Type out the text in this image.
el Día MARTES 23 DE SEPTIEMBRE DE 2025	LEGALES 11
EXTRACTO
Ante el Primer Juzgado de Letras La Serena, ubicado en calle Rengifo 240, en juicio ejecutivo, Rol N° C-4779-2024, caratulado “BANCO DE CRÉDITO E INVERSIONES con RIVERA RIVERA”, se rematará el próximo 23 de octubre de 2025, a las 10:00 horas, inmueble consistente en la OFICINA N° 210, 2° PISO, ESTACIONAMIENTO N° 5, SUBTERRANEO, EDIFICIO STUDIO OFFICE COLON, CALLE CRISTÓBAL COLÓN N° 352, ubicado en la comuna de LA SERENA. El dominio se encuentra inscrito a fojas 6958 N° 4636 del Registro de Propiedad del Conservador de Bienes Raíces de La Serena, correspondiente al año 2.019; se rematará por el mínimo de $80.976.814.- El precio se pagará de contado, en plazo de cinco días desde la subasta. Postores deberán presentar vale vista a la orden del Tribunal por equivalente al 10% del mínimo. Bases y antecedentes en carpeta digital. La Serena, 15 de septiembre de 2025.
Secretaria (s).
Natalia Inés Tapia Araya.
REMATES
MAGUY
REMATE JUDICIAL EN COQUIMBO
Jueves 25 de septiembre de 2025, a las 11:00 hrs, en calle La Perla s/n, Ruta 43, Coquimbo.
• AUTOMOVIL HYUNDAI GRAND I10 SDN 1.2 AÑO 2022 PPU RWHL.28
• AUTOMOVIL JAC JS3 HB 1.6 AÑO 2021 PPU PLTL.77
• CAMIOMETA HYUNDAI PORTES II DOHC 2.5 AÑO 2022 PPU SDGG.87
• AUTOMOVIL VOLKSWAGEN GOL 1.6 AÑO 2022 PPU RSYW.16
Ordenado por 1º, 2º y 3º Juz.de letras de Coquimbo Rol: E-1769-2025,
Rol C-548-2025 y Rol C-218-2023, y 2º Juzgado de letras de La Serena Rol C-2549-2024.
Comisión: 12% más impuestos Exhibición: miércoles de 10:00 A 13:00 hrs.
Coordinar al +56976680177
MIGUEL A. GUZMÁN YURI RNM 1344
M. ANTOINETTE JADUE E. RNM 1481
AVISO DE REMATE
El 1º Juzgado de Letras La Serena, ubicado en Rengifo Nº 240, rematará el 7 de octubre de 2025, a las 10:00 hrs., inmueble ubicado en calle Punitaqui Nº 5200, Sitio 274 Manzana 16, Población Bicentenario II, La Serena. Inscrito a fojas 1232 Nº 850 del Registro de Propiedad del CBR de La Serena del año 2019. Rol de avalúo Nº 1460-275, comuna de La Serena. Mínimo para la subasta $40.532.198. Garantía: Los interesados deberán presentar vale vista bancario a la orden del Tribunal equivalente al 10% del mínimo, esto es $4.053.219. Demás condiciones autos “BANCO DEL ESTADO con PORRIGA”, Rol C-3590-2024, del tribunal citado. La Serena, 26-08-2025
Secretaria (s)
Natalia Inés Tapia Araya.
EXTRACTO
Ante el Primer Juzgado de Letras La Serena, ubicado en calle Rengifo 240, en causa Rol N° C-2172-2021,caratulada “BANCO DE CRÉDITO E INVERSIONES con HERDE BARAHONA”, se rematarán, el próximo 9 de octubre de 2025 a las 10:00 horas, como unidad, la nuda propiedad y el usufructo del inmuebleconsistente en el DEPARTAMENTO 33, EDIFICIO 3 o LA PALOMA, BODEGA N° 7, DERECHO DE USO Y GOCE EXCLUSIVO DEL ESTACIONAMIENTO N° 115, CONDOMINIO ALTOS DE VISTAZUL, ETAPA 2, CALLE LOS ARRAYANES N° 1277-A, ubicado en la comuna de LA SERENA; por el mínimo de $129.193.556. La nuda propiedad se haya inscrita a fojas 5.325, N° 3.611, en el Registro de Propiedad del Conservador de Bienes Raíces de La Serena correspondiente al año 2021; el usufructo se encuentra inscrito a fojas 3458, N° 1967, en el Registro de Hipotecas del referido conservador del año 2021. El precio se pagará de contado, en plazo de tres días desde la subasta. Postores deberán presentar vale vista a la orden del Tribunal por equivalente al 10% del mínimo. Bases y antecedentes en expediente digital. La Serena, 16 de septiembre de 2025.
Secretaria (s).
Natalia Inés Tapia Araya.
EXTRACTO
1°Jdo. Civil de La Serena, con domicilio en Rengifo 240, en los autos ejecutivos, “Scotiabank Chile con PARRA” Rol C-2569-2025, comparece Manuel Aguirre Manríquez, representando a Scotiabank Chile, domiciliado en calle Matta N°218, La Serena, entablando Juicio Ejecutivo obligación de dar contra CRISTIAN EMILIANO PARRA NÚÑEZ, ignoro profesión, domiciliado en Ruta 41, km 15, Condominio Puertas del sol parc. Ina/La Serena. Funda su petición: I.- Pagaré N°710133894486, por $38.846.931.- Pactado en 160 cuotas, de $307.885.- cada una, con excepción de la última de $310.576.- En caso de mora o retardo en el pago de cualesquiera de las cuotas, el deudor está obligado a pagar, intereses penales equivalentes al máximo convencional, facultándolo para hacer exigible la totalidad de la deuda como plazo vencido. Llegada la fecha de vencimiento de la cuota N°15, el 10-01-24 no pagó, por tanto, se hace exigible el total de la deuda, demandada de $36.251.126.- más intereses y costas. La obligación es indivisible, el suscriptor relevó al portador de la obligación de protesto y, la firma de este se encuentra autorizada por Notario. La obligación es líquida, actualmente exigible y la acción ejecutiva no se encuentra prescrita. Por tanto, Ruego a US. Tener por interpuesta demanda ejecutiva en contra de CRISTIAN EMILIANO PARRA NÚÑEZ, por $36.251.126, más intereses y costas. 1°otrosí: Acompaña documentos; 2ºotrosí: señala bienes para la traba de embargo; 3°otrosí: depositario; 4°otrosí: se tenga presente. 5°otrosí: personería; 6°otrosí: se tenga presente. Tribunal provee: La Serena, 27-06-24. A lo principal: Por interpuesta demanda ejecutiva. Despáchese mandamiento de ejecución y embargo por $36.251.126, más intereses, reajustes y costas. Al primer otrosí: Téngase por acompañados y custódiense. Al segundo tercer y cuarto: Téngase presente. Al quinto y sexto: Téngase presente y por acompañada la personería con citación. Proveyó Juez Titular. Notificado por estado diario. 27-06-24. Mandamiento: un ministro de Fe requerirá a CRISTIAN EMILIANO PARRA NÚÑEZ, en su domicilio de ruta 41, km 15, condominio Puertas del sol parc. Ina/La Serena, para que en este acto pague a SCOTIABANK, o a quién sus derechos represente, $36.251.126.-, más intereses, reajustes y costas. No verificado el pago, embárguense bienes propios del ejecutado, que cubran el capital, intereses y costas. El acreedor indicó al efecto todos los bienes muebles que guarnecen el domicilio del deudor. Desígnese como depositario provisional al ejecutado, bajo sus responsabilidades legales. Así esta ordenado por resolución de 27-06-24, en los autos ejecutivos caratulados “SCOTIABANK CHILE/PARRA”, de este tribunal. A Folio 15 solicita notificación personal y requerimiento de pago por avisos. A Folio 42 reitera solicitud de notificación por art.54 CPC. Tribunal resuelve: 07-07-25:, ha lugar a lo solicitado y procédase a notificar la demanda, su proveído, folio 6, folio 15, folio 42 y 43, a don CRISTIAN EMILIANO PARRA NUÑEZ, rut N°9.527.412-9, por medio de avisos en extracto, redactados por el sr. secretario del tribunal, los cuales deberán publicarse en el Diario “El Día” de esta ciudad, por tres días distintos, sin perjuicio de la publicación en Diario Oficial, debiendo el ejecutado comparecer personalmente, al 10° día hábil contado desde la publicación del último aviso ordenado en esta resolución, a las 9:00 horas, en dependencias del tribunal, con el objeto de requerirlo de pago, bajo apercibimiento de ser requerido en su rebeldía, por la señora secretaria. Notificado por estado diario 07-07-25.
:::::
TASK BRIEF: Look through the data above. Copy every line with the string "HYUNDAI" in it.

OUTPUT:
• AUTOMOVIL HYUNDAI GRAND I10 SDN 1.2 AÑO 2022 PPU RWHL.28
• CAMIOMETA HYUNDAI PORTES II DOHC 2.5 AÑO 2022 PPU SDGG.87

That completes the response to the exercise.